___ Supplied data ___
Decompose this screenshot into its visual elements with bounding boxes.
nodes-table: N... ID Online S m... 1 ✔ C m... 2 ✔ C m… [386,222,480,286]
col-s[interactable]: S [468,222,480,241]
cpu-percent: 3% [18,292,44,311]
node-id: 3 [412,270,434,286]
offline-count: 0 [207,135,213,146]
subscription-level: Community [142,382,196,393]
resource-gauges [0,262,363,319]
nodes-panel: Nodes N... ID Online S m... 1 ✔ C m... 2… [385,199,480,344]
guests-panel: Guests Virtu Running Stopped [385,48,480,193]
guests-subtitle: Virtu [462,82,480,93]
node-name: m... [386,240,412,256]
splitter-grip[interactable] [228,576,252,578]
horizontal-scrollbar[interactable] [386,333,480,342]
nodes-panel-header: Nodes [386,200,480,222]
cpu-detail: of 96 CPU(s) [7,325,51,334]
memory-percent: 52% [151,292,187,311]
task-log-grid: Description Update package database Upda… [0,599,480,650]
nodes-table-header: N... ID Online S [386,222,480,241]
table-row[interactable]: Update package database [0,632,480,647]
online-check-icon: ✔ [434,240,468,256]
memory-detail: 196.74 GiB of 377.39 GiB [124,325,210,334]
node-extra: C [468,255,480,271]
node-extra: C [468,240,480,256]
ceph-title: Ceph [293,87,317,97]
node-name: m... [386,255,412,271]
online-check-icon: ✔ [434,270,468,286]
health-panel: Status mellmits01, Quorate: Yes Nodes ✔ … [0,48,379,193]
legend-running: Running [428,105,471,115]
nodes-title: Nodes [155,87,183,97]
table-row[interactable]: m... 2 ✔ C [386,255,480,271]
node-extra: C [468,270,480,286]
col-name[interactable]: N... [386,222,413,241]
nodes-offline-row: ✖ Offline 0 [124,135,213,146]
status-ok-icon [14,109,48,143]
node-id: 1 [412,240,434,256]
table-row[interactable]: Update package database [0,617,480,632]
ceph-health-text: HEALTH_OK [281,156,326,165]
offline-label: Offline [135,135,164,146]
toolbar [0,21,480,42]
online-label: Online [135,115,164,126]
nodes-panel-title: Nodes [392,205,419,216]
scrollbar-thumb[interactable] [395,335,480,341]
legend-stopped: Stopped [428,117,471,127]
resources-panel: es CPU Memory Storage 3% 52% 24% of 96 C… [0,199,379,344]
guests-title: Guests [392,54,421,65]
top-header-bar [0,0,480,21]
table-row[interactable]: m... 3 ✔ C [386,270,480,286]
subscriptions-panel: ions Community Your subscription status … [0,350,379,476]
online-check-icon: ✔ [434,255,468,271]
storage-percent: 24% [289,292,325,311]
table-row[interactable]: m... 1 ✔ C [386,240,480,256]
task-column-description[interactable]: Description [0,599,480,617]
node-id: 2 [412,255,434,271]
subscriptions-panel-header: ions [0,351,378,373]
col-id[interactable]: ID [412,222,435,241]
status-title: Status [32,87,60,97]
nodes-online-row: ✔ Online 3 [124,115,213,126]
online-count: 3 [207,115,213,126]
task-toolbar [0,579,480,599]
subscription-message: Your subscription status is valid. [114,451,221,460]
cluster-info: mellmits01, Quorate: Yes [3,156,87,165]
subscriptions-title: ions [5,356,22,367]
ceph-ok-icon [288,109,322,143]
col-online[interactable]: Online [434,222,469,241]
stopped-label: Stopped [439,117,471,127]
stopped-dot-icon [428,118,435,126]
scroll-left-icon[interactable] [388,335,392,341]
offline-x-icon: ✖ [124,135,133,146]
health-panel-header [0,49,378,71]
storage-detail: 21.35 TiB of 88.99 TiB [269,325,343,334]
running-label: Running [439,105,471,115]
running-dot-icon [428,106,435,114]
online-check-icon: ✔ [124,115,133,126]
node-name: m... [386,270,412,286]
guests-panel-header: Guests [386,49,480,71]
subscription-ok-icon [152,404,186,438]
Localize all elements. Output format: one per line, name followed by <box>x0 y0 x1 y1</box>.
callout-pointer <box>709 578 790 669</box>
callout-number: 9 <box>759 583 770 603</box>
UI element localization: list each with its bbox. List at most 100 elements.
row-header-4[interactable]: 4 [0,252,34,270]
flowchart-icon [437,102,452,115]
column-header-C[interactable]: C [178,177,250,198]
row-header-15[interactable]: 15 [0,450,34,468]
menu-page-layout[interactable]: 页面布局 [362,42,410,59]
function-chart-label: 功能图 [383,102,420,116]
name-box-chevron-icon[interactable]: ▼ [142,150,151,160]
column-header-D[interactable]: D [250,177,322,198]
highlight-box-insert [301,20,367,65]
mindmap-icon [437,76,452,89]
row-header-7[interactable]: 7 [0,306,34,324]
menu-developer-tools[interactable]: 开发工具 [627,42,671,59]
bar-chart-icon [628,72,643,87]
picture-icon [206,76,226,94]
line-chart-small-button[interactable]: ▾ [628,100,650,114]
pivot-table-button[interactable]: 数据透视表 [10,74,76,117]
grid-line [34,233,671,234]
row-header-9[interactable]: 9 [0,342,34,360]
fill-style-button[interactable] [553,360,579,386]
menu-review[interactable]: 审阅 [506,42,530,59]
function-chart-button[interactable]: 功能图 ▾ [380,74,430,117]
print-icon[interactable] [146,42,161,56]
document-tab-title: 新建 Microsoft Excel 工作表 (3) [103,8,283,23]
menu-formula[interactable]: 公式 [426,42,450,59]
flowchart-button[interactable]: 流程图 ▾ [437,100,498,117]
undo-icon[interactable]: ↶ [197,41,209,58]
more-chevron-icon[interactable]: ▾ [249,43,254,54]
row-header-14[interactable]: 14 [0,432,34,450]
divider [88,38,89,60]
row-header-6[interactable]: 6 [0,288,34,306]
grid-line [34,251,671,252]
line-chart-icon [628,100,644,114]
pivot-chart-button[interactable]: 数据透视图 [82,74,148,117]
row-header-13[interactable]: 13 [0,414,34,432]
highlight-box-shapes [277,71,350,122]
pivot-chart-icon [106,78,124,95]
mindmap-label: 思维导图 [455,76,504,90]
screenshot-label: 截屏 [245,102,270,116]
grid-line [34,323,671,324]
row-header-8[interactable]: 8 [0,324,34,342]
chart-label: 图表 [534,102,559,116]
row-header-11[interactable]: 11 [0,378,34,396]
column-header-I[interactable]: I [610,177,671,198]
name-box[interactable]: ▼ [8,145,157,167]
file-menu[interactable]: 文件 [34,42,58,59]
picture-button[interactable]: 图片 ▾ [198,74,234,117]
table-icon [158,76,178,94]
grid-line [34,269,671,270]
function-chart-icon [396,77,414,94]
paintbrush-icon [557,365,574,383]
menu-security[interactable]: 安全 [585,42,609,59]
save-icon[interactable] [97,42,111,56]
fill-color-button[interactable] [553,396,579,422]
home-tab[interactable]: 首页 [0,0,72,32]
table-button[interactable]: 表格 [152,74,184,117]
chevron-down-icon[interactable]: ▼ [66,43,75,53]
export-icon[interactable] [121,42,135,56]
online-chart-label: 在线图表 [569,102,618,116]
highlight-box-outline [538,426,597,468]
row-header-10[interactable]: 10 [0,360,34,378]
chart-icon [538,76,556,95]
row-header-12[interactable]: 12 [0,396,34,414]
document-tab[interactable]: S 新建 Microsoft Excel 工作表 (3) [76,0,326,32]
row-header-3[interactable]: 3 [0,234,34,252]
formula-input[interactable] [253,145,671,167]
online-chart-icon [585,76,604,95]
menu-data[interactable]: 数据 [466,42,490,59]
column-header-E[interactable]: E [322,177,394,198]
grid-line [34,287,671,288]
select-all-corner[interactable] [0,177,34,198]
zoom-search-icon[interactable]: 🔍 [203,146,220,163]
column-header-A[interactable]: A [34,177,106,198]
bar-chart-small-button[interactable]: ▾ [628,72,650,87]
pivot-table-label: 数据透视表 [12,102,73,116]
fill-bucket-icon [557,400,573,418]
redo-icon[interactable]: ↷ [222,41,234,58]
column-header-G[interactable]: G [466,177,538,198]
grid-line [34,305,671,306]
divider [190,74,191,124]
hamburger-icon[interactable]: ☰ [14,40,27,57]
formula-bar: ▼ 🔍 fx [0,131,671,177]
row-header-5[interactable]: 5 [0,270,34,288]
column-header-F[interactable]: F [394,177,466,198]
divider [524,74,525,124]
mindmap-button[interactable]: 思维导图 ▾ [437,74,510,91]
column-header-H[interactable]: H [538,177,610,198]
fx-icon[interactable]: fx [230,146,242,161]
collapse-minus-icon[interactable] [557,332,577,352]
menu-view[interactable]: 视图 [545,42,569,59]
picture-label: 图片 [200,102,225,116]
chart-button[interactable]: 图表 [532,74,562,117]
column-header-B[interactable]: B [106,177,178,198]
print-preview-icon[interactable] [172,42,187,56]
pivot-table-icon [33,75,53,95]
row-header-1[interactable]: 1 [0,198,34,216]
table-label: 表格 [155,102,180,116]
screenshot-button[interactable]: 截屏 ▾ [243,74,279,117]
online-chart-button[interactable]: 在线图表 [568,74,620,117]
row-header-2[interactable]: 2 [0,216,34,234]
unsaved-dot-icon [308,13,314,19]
___
## Task objective
How many lines of the records above contain the string "mindmap", with case taken into account? Give only the number.

## Exercise result
3